Dataset listings of figures
--------------------
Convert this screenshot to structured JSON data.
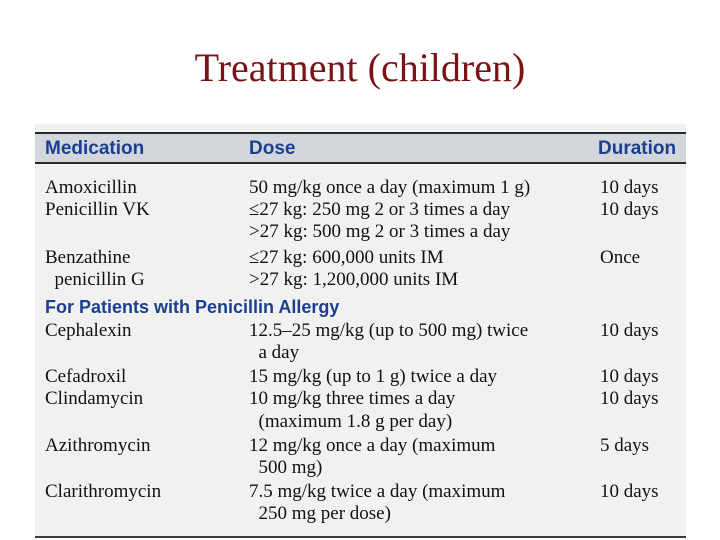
{
  "title": "Treatment (children)",
  "table": {
    "headers": {
      "medication": "Medication",
      "dose": "Dose",
      "duration": "Duration"
    },
    "rows": [
      {
        "med": "Amoxicillin",
        "dose": "50 mg/kg once a day (maximum 1 g)",
        "dur": "10 days"
      },
      {
        "med": "Penicillin VK",
        "dose": "≤27 kg: 250 mg 2 or 3 times a day",
        "dur": "10 days"
      },
      {
        "med": "",
        "dose": ">27 kg: 500 mg 2 or 3 times a day",
        "dur": ""
      },
      {
        "med": "Benzathine",
        "dose": "≤27 kg: 600,000 units IM",
        "dur": "Once"
      },
      {
        "med": "  penicillin G",
        "dose": ">27 kg: 1,200,000 units IM",
        "dur": ""
      }
    ],
    "section_label": "For Patients with Penicillin Allergy",
    "allergy_rows": [
      {
        "med": "Cephalexin",
        "dose": "12.5–25 mg/kg (up to 500 mg) twice",
        "dur": "10 days"
      },
      {
        "med": "",
        "dose": "  a day",
        "dur": ""
      },
      {
        "med": "Cefadroxil",
        "dose": "15 mg/kg (up to 1 g) twice a day",
        "dur": "10 days"
      },
      {
        "med": "Clindamycin",
        "dose": "10 mg/kg three times a day",
        "dur": "10 days"
      },
      {
        "med": "",
        "dose": "  (maximum 1.8 g per day)",
        "dur": ""
      },
      {
        "med": "Azithromycin",
        "dose": "12 mg/kg once a day (maximum",
        "dur": "5 days"
      },
      {
        "med": "",
        "dose": "  500 mg)",
        "dur": ""
      },
      {
        "med": "Clarithromycin",
        "dose": "7.5 mg/kg twice a day (maximum",
        "dur": "10 days"
      },
      {
        "med": "",
        "dose": "  250 mg per dose)",
        "dur": ""
      }
    ]
  }
}
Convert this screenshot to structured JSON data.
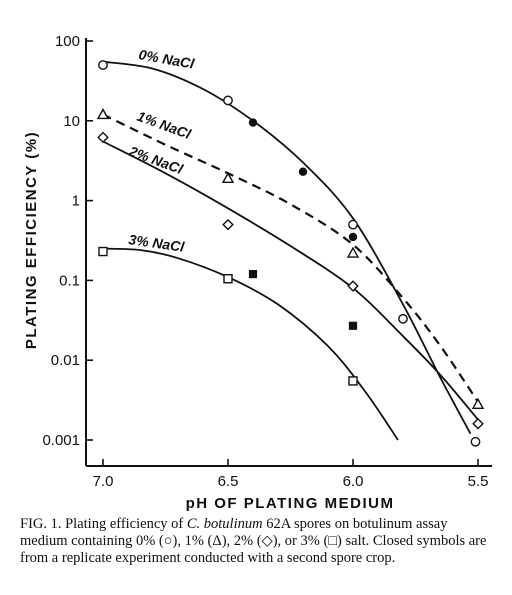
{
  "chart_data": {
    "type": "line",
    "xlabel": "pH OF PLATING MEDIUM",
    "ylabel": "PLATING EFFICIENCY (%)",
    "log_y": true,
    "xlim": [
      7.0,
      5.5
    ],
    "ylim": [
      0.001,
      100
    ],
    "x_ticks": [
      "7.0",
      "6.5",
      "6.0",
      "5.5"
    ],
    "y_ticks": [
      "0.001",
      "0.01",
      "0.1",
      "1",
      "10",
      "100"
    ],
    "x_tick_values": [
      7.0,
      6.5,
      6.0,
      5.5
    ],
    "y_tick_values": [
      0.001,
      0.01,
      0.1,
      1,
      10,
      100
    ],
    "series": [
      {
        "name": "0% NaCl",
        "marker": "circle",
        "line": "solid",
        "open_points": [
          {
            "x": 7.0,
            "y": 50
          },
          {
            "x": 6.5,
            "y": 18
          },
          {
            "x": 6.0,
            "y": 0.5
          },
          {
            "x": 5.8,
            "y": 0.033
          },
          {
            "x": 5.51,
            "y": 0.00095
          }
        ],
        "closed_points": [
          {
            "x": 6.4,
            "y": 9.5
          },
          {
            "x": 6.2,
            "y": 2.3
          },
          {
            "x": 6.0,
            "y": 0.35
          }
        ],
        "curve": [
          {
            "x": 7.0,
            "y": 55
          },
          {
            "x": 6.8,
            "y": 45
          },
          {
            "x": 6.6,
            "y": 25
          },
          {
            "x": 6.4,
            "y": 10
          },
          {
            "x": 6.2,
            "y": 3
          },
          {
            "x": 6.0,
            "y": 0.6
          },
          {
            "x": 5.8,
            "y": 0.05
          },
          {
            "x": 5.65,
            "y": 0.006
          },
          {
            "x": 5.53,
            "y": 0.0012
          }
        ]
      },
      {
        "name": "1% NaCl",
        "marker": "triangle",
        "line": "dashed",
        "open_points": [
          {
            "x": 7.0,
            "y": 12
          },
          {
            "x": 6.5,
            "y": 1.9
          },
          {
            "x": 6.0,
            "y": 0.22
          },
          {
            "x": 5.5,
            "y": 0.0028
          }
        ],
        "closed_points": [],
        "curve": [
          {
            "x": 7.0,
            "y": 12
          },
          {
            "x": 6.75,
            "y": 5
          },
          {
            "x": 6.5,
            "y": 2.2
          },
          {
            "x": 6.25,
            "y": 0.9
          },
          {
            "x": 6.0,
            "y": 0.28
          },
          {
            "x": 5.8,
            "y": 0.06
          },
          {
            "x": 5.65,
            "y": 0.015
          },
          {
            "x": 5.5,
            "y": 0.003
          }
        ]
      },
      {
        "name": "2% NaCl",
        "marker": "diamond",
        "line": "solid",
        "open_points": [
          {
            "x": 7.0,
            "y": 6.2
          },
          {
            "x": 6.5,
            "y": 0.5
          },
          {
            "x": 6.0,
            "y": 0.085
          },
          {
            "x": 5.5,
            "y": 0.0016
          }
        ],
        "closed_points": [],
        "curve": [
          {
            "x": 7.0,
            "y": 5.5
          },
          {
            "x": 6.75,
            "y": 2.2
          },
          {
            "x": 6.5,
            "y": 0.8
          },
          {
            "x": 6.25,
            "y": 0.27
          },
          {
            "x": 6.0,
            "y": 0.08
          },
          {
            "x": 5.8,
            "y": 0.02
          },
          {
            "x": 5.65,
            "y": 0.0065
          },
          {
            "x": 5.5,
            "y": 0.0018
          }
        ]
      },
      {
        "name": "3% NaCl",
        "marker": "square",
        "line": "solid",
        "open_points": [
          {
            "x": 7.0,
            "y": 0.23
          },
          {
            "x": 6.5,
            "y": 0.105
          },
          {
            "x": 6.0,
            "y": 0.0055
          }
        ],
        "closed_points": [
          {
            "x": 6.4,
            "y": 0.12
          },
          {
            "x": 6.0,
            "y": 0.027
          }
        ],
        "curve": [
          {
            "x": 7.0,
            "y": 0.25
          },
          {
            "x": 6.85,
            "y": 0.24
          },
          {
            "x": 6.7,
            "y": 0.19
          },
          {
            "x": 6.5,
            "y": 0.11
          },
          {
            "x": 6.3,
            "y": 0.05
          },
          {
            "x": 6.1,
            "y": 0.015
          },
          {
            "x": 5.95,
            "y": 0.004
          },
          {
            "x": 5.82,
            "y": 0.001
          }
        ]
      }
    ],
    "series_labels": [
      "0% NaCl",
      "1% NaCl",
      "2% NaCl",
      "3% NaCl"
    ]
  },
  "caption": {
    "prefix": "FIG. 1.  Plating efficiency of ",
    "organism": "C. botulinum",
    "suffix": " 62A spores on botulinum assay medium containing 0% (○), 1% (Δ), 2% (◇), or 3% (□) salt. Closed symbols are from a replicate experiment conducted with a second spore crop."
  }
}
--------------------
— Your instructions —
Write down how many lines of the data above contain the word "twice", with nothing else.

— Response for this exercise —
3